*** Supplied data
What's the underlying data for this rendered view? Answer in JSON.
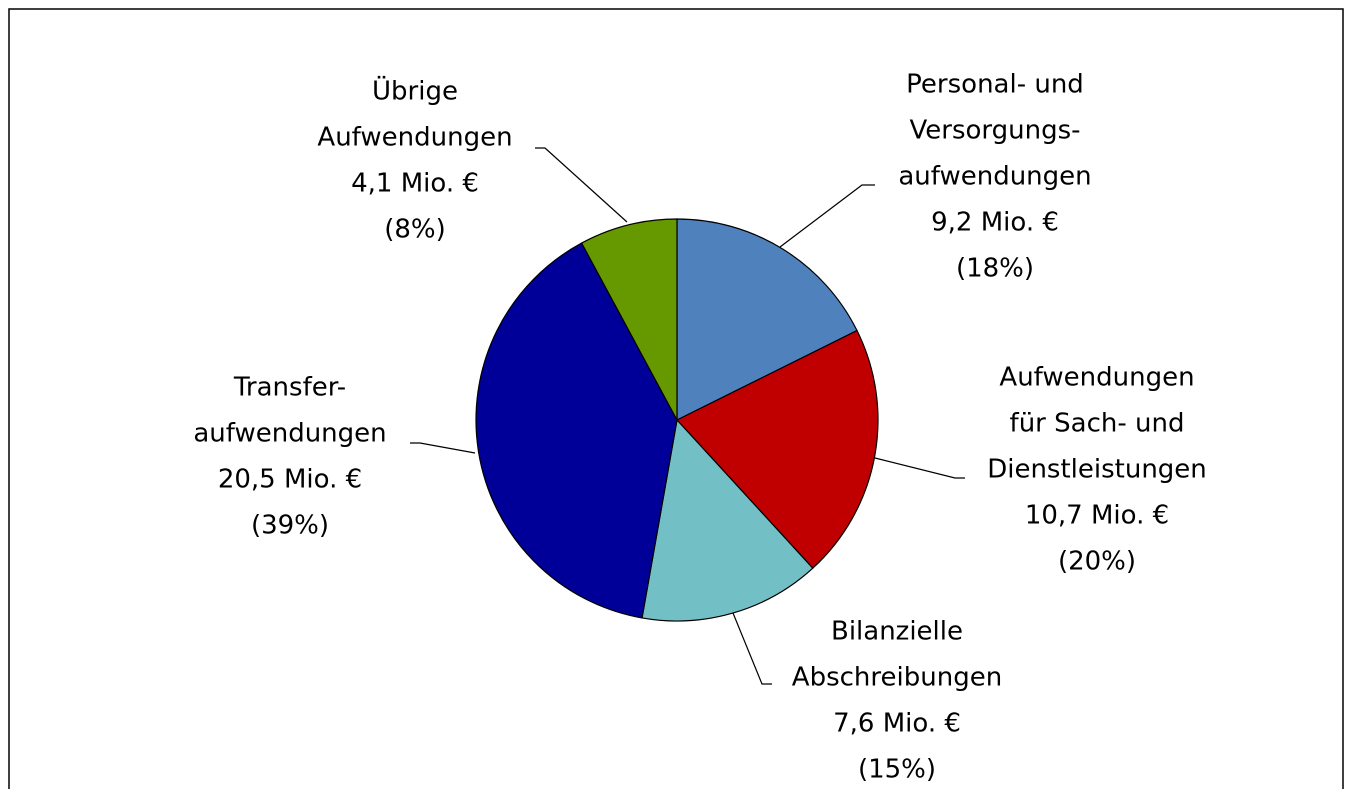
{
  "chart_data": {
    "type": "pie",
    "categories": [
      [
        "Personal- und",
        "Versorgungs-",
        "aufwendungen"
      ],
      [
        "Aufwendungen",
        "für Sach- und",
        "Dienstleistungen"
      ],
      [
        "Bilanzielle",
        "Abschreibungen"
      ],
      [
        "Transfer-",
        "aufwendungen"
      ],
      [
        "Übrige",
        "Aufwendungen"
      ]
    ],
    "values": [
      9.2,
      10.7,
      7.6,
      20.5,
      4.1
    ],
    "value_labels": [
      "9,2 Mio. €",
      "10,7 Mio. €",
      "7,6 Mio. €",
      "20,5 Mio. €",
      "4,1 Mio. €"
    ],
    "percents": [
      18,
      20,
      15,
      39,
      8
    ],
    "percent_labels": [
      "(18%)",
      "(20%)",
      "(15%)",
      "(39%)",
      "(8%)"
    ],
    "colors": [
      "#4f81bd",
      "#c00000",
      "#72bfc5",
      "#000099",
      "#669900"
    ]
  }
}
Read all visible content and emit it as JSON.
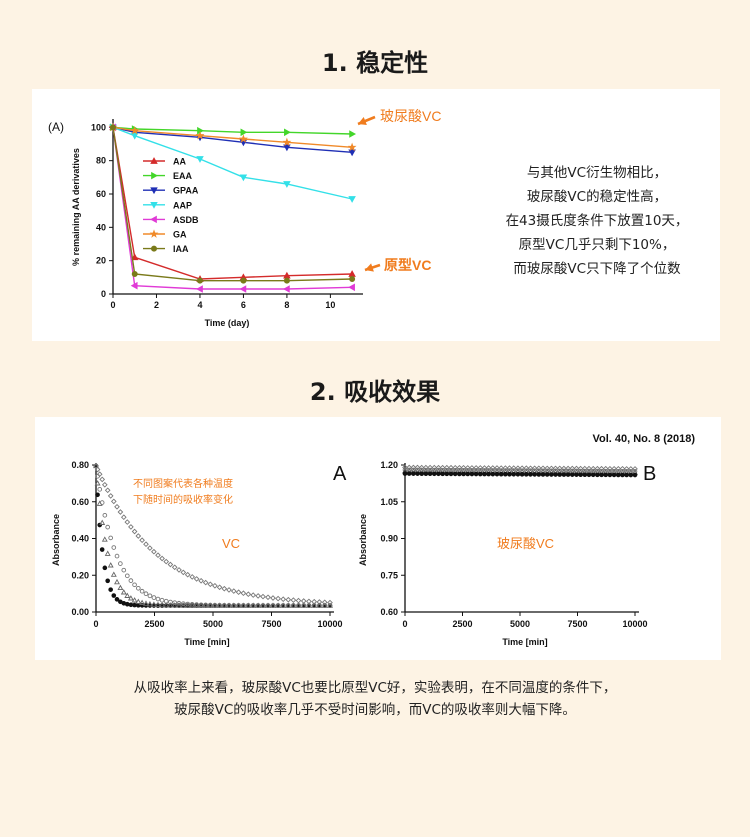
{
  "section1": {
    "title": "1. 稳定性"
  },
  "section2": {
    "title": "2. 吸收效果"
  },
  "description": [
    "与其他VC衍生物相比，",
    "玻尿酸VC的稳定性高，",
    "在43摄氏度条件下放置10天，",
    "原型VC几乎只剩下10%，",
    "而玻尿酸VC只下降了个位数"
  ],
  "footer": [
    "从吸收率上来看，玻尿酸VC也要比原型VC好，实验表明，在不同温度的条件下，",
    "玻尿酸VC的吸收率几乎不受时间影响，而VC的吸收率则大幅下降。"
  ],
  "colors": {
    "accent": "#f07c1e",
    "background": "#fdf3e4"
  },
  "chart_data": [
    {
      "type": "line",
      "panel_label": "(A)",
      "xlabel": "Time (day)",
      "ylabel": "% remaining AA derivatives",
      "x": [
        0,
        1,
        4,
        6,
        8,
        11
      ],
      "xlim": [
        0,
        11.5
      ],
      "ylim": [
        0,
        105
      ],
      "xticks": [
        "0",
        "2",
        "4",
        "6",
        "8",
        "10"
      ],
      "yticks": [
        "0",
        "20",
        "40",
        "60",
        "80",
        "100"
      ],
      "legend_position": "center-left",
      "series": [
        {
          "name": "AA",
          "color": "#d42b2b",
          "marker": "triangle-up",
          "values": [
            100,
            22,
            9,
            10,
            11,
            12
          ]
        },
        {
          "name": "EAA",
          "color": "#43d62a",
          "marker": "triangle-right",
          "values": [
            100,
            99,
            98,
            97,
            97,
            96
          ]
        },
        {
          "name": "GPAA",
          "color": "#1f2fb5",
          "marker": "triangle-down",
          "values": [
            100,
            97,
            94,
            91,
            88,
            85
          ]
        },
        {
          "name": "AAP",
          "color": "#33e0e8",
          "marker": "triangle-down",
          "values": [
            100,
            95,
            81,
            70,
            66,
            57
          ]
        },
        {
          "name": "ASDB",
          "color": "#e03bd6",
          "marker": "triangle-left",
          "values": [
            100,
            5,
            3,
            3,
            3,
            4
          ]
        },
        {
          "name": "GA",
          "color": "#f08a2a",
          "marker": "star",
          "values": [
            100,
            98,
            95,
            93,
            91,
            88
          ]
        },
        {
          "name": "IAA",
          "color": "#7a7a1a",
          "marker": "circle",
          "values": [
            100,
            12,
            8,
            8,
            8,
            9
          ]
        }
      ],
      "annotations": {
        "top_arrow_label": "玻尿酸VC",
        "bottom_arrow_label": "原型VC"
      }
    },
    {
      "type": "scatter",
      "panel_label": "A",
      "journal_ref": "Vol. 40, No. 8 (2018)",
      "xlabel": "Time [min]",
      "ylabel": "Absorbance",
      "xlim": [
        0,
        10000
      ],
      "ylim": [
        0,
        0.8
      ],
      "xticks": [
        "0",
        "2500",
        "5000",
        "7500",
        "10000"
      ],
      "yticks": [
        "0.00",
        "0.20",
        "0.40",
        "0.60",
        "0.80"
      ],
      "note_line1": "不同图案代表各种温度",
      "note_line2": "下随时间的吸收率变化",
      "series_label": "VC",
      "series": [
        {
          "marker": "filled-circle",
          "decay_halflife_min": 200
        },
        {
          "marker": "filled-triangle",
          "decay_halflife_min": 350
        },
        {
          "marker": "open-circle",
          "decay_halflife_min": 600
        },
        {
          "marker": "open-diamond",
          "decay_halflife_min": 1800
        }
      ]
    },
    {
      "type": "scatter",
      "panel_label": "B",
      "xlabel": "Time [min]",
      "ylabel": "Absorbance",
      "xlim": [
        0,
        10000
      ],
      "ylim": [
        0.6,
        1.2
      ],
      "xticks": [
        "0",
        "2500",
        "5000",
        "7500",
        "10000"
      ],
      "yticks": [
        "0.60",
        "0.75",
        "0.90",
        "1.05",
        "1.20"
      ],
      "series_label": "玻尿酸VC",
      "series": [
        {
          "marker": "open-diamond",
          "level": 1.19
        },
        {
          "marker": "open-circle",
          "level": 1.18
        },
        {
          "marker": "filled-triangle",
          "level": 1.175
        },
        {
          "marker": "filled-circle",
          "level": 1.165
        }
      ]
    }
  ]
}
******
- **What to work on**
Repeat every record above exactly, but leave out any pictures.

- **Answer for the task**
What's the underlying data for this rendered view? Answer in JSON.
{
  "chart_data": {
    "type": "pie",
    "categories": [
      [
        "Personal- und",
        "Versorgungs-",
        "aufwendungen"
      ],
      [
        "Aufwendungen",
        "für Sach- und",
        "Dienstleistungen"
      ],
      [
        "Bilanzielle",
        "Abschreibungen"
      ],
      [
        "Transfer-",
        "aufwendungen"
      ],
      [
        "Übrige",
        "Aufwendungen"
      ]
    ],
    "values": [
      9.2,
      10.7,
      7.6,
      20.5,
      4.1
    ],
    "value_labels": [
      "9,2 Mio. €",
      "10,7 Mio. €",
      "7,6 Mio. €",
      "20,5 Mio. €",
      "4,1 Mio. €"
    ],
    "percents": [
      18,
      20,
      15,
      39,
      8
    ],
    "percent_labels": [
      "(18%)",
      "(20%)",
      "(15%)",
      "(39%)",
      "(8%)"
    ],
    "colors": [
      "#4f81bd",
      "#c00000",
      "#72bfc5",
      "#000099",
      "#669900"
    ]
  }
}
Read all visible content and emit it as JSON.
{
  "section1": {
    "title": "1. 稳定性"
  },
  "section2": {
    "title": "2. 吸收效果"
  },
  "description": [
    "与其他VC衍生物相比，",
    "玻尿酸VC的稳定性高，",
    "在43摄氏度条件下放置10天，",
    "原型VC几乎只剩下10%，",
    "而玻尿酸VC只下降了个位数"
  ],
  "footer": [
    "从吸收率上来看，玻尿酸VC也要比原型VC好，实验表明，在不同温度的条件下，",
    "玻尿酸VC的吸收率几乎不受时间影响，而VC的吸收率则大幅下降。"
  ],
  "colors": {
    "accent": "#f07c1e",
    "background": "#fdf3e4"
  },
  "chart_data": [
    {
      "type": "line",
      "panel_label": "(A)",
      "xlabel": "Time (day)",
      "ylabel": "% remaining AA derivatives",
      "x": [
        0,
        1,
        4,
        6,
        8,
        11
      ],
      "xlim": [
        0,
        11.5
      ],
      "ylim": [
        0,
        105
      ],
      "xticks": [
        "0",
        "2",
        "4",
        "6",
        "8",
        "10"
      ],
      "yticks": [
        "0",
        "20",
        "40",
        "60",
        "80",
        "100"
      ],
      "legend_position": "center-left",
      "series": [
        {
          "name": "AA",
          "color": "#d42b2b",
          "marker": "triangle-up",
          "values": [
            100,
            22,
            9,
            10,
            11,
            12
          ]
        },
        {
          "name": "EAA",
          "color": "#43d62a",
          "marker": "triangle-right",
          "values": [
            100,
            99,
            98,
            97,
            97,
            96
          ]
        },
        {
          "name": "GPAA",
          "color": "#1f2fb5",
          "marker": "triangle-down",
          "values": [
            100,
            97,
            94,
            91,
            88,
            85
          ]
        },
        {
          "name": "AAP",
          "color": "#33e0e8",
          "marker": "triangle-down",
          "values": [
            100,
            95,
            81,
            70,
            66,
            57
          ]
        },
        {
          "name": "ASDB",
          "color": "#e03bd6",
          "marker": "triangle-left",
          "values": [
            100,
            5,
            3,
            3,
            3,
            4
          ]
        },
        {
          "name": "GA",
          "color": "#f08a2a",
          "marker": "star",
          "values": [
            100,
            98,
            95,
            93,
            91,
            88
          ]
        },
        {
          "name": "IAA",
          "color": "#7a7a1a",
          "marker": "circle",
          "values": [
            100,
            12,
            8,
            8,
            8,
            9
          ]
        }
      ],
      "annotations": {
        "top_arrow_label": "玻尿酸VC",
        "bottom_arrow_label": "原型VC"
      }
    },
    {
      "type": "scatter",
      "panel_label": "A",
      "journal_ref": "Vol. 40, No. 8 (2018)",
      "xlabel": "Time [min]",
      "ylabel": "Absorbance",
      "xlim": [
        0,
        10000
      ],
      "ylim": [
        0,
        0.8
      ],
      "xticks": [
        "0",
        "2500",
        "5000",
        "7500",
        "10000"
      ],
      "yticks": [
        "0.00",
        "0.20",
        "0.40",
        "0.60",
        "0.80"
      ],
      "note_line1": "不同图案代表各种温度",
      "note_line2": "下随时间的吸收率变化",
      "series_label": "VC",
      "series": [
        {
          "marker": "filled-circle",
          "decay_halflife_min": 200
        },
        {
          "marker": "filled-triangle",
          "decay_halflife_min": 350
        },
        {
          "marker": "open-circle",
          "decay_halflife_min": 600
        },
        {
          "marker": "open-diamond",
          "decay_halflife_min": 1800
        }
      ]
    },
    {
      "type": "scatter",
      "panel_label": "B",
      "xlabel": "Time [min]",
      "ylabel": "Absorbance",
      "xlim": [
        0,
        10000
      ],
      "ylim": [
        0.6,
        1.2
      ],
      "xticks": [
        "0",
        "2500",
        "5000",
        "7500",
        "10000"
      ],
      "yticks": [
        "0.60",
        "0.75",
        "0.90",
        "1.05",
        "1.20"
      ],
      "series_label": "玻尿酸VC",
      "series": [
        {
          "marker": "open-diamond",
          "level": 1.19
        },
        {
          "marker": "open-circle",
          "level": 1.18
        },
        {
          "marker": "filled-triangle",
          "level": 1.175
        },
        {
          "marker": "filled-circle",
          "level": 1.165
        }
      ]
    }
  ]
}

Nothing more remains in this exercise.